Data records:
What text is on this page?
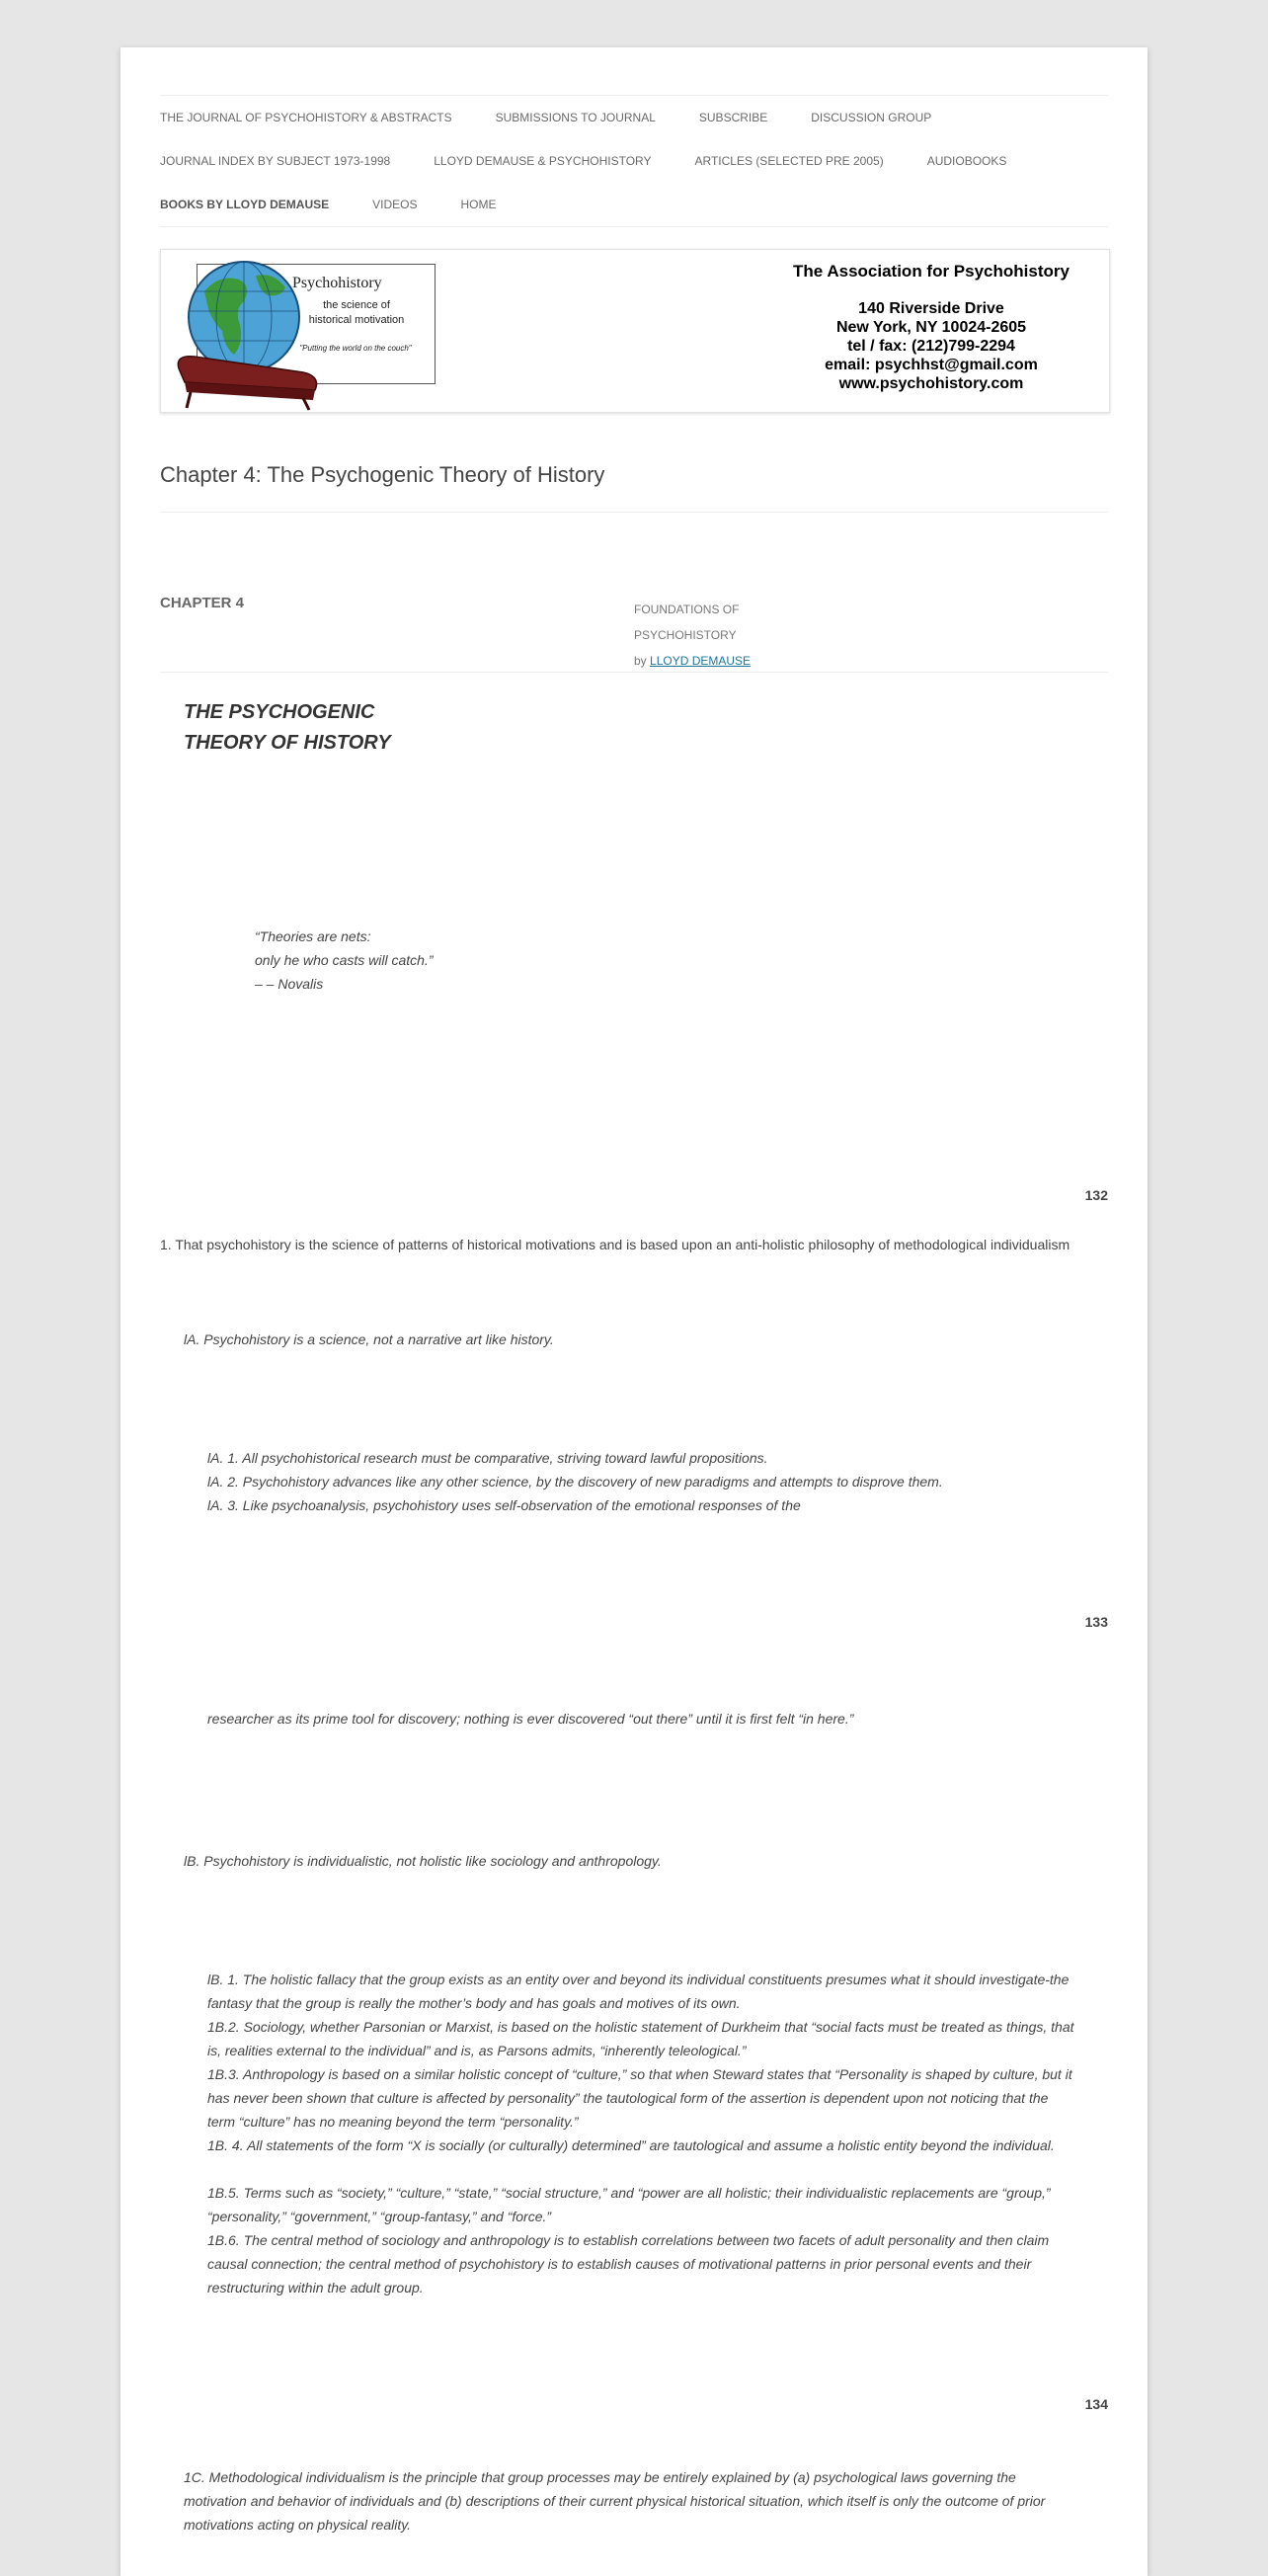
THE JOURNAL OF PSYCHOHISTORY & ABSTRACTS	SUBMISSIONS TO JOURNAL	SUBSCRIBE	DISCUSSION GROUP
JOURNAL INDEX BY SUBJECT 1973-1998	LLOYD DEMAUSE & PSYCHOHISTORY	ARTICLES (SELECTED PRE 2005)	AUDIOBOOKS
BOOKS BY LLOYD DEMAUSE	VIDEOS	HOME
Psychohistory
the science of
historical motivation
"Putting the world on the couch"
The Association for Psychohistory
140 Riverside Drive
New York, NY 10024-2605
tel / fax: (212)799-2294
email: psychhst@gmail.com
www.psychohistory.com
Chapter 4: The Psychogenic Theory of History
CHAPTER 4	FOUNDATIONS OF PSYCHOHISTORY
by LLOYD DEMAUSE
THE PSYCHOGENIC
THEORY OF HISTORY
“Theories are nets:
only he who casts will catch.”
– – Novalis
132
1. That psychohistory is the science of patterns of historical motivations and is based upon an anti-holistic philosophy of methodological individualism
lA. Psychohistory is a science, not a narrative art like history.
lA. 1. All psychohistorical research must be comparative, striving toward lawful propositions.
lA. 2. Psychohistory advances like any other science, by the discovery of new paradigms and attempts to disprove them.
lA. 3. Like psychoanalysis, psychohistory uses self-observation of the emotional responses of the
133
researcher as its prime tool for discovery; nothing is ever discovered “out there” until it is first felt “in here.”
lB. Psychohistory is individualistic, not holistic like sociology and anthropology.
lB. 1. The holistic fallacy that the group exists as an entity over and beyond its individual constituents presumes what it should investigate-the fantasy that the group is really the mother’s body and has goals and motives of its own.
1B.2. Sociology, whether Parsonian or Marxist, is based on the holistic statement of Durkheim that “social facts must be treated as things, that is, realities external to the individual” and is, as Parsons admits, “inherently teleological.”
1B.3. Anthropology is based on a similar holistic concept of “culture,” so that when Steward states that “Personality is shaped by culture, but it has never been shown that culture is affected by personality” the tautological form of the assertion is dependent upon not noticing that the term “culture” has no meaning beyond the term “personality.”
1B. 4. All statements of the form “X is socially (or culturally) determined” are tautological and assume a holistic entity beyond the individual.
1B.5. Terms such as “society,” “culture,” “state,” “social structure,” and “power are all holistic; their individualistic replacements are “group,” “personality,” “government,” “group-fantasy,” and “force.”
1B.6. The central method of sociology and anthropology is to establish correlations between two facets of adult personality and then claim causal connection; the central method of psychohistory is to establish causes of motivational patterns in prior personal events and their restructuring within the adult group.
134
1C. Methodological individualism is the principle that group processes may be entirely explained by (a) psychological laws governing the motivation and behavior of individuals and (b) descriptions of their current physical historical situation, which itself is only the outcome of prior motivations acting on physical reality.
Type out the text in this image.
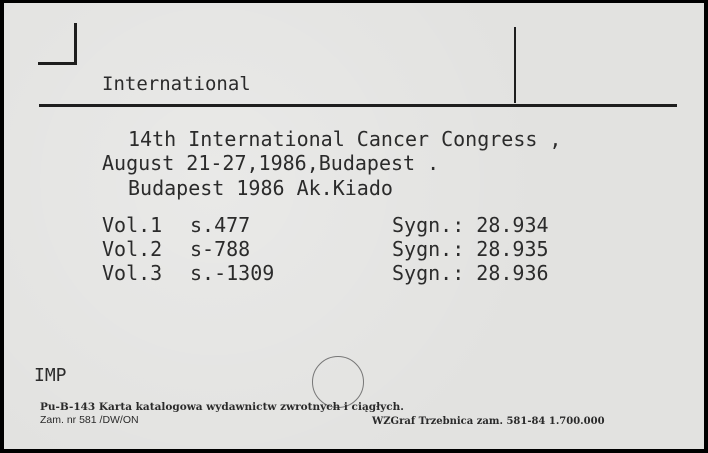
International
14th International Cancer Congress ,
August 21-27,1986,Budapest .
Budapest 1986 Ak.Kiado
Vol.1 s.477	Sygn.: 28.934
Vol.2 s-788	Sygn.: 28.935
Vol.3 s.-1309	Sygn.: 28.936
IMP
Pu-B-143 Karta katalogowa wydawnictw zwrotnych i ciągłych.
Zam. nr 581 /DW/ON	WZGraf Trzebnica zam. 581-84 1.700.000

*Task objective*
Write out each entry exactly as given, but skip the pictures.

*Solution*
What text is on this page?
THE JOURNAL OF PSYCHOHISTORY & ABSTRACTS	SUBMISSIONS TO JOURNAL	SUBSCRIBE	DISCUSSION GROUP
JOURNAL INDEX BY SUBJECT 1973-1998	LLOYD DEMAUSE & PSYCHOHISTORY	ARTICLES (SELECTED PRE 2005)	AUDIOBOOKS
BOOKS BY LLOYD DEMAUSE	VIDEOS	HOME
Psychohistory
the science of
historical motivation
"Putting the world on the couch"
The Association for Psychohistory
140 Riverside Drive
New York, NY 10024-2605
tel / fax: (212)799-2294
email: psychhst@gmail.com
www.psychohistory.com
Chapter 4: The Psychogenic Theory of History
CHAPTER 4	FOUNDATIONS OF PSYCHOHISTORY
by LLOYD DEMAUSE
THE PSYCHOGENIC
THEORY OF HISTORY
“Theories are nets:
only he who casts will catch.”
– – Novalis
132
1. That psychohistory is the science of patterns of historical motivations and is based upon an anti-holistic philosophy of methodological individualism
lA. Psychohistory is a science, not a narrative art like history.
lA. 1. All psychohistorical research must be comparative, striving toward lawful propositions.
lA. 2. Psychohistory advances like any other science, by the discovery of new paradigms and attempts to disprove them.
lA. 3. Like psychoanalysis, psychohistory uses self-observation of the emotional responses of the
133
researcher as its prime tool for discovery; nothing is ever discovered “out there” until it is first felt “in here.”
lB. Psychohistory is individualistic, not holistic like sociology and anthropology.
lB. 1. The holistic fallacy that the group exists as an entity over and beyond its individual constituents presumes what it should investigate-the fantasy that the group is really the mother’s body and has goals and motives of its own.
1B.2. Sociology, whether Parsonian or Marxist, is based on the holistic statement of Durkheim that “social facts must be treated as things, that is, realities external to the individual” and is, as Parsons admits, “inherently teleological.”
1B.3. Anthropology is based on a similar holistic concept of “culture,” so that when Steward states that “Personality is shaped by culture, but it has never been shown that culture is affected by personality” the tautological form of the assertion is dependent upon not noticing that the term “culture” has no meaning beyond the term “personality.”
1B. 4. All statements of the form “X is socially (or culturally) determined” are tautological and assume a holistic entity beyond the individual.
1B.5. Terms such as “society,” “culture,” “state,” “social structure,” and “power are all holistic; their individualistic replacements are “group,” “personality,” “government,” “group-fantasy,” and “force.”
1B.6. The central method of sociology and anthropology is to establish correlations between two facets of adult personality and then claim causal connection; the central method of psychohistory is to establish causes of motivational patterns in prior personal events and their restructuring within the adult group.
134
1C. Methodological individualism is the principle that group processes may be entirely explained by (a) psychological laws governing the motivation and behavior of individuals and (b) descriptions of their current physical historical situation, which itself is only the outcome of prior motivations acting on physical reality.
Type out the text in this image.
International
14th International Cancer Congress ,
August 21-27,1986,Budapest .
Budapest 1986 Ak.Kiado
Vol.1 s.477	Sygn.: 28.934
Vol.2 s-788	Sygn.: 28.935
Vol.3 s.-1309	Sygn.: 28.936
IMP
Pu-B-143 Karta katalogowa wydawnictw zwrotnych i ciągłych.
Zam. nr 581 /DW/ON	WZGraf Trzebnica zam. 581-84 1.700.000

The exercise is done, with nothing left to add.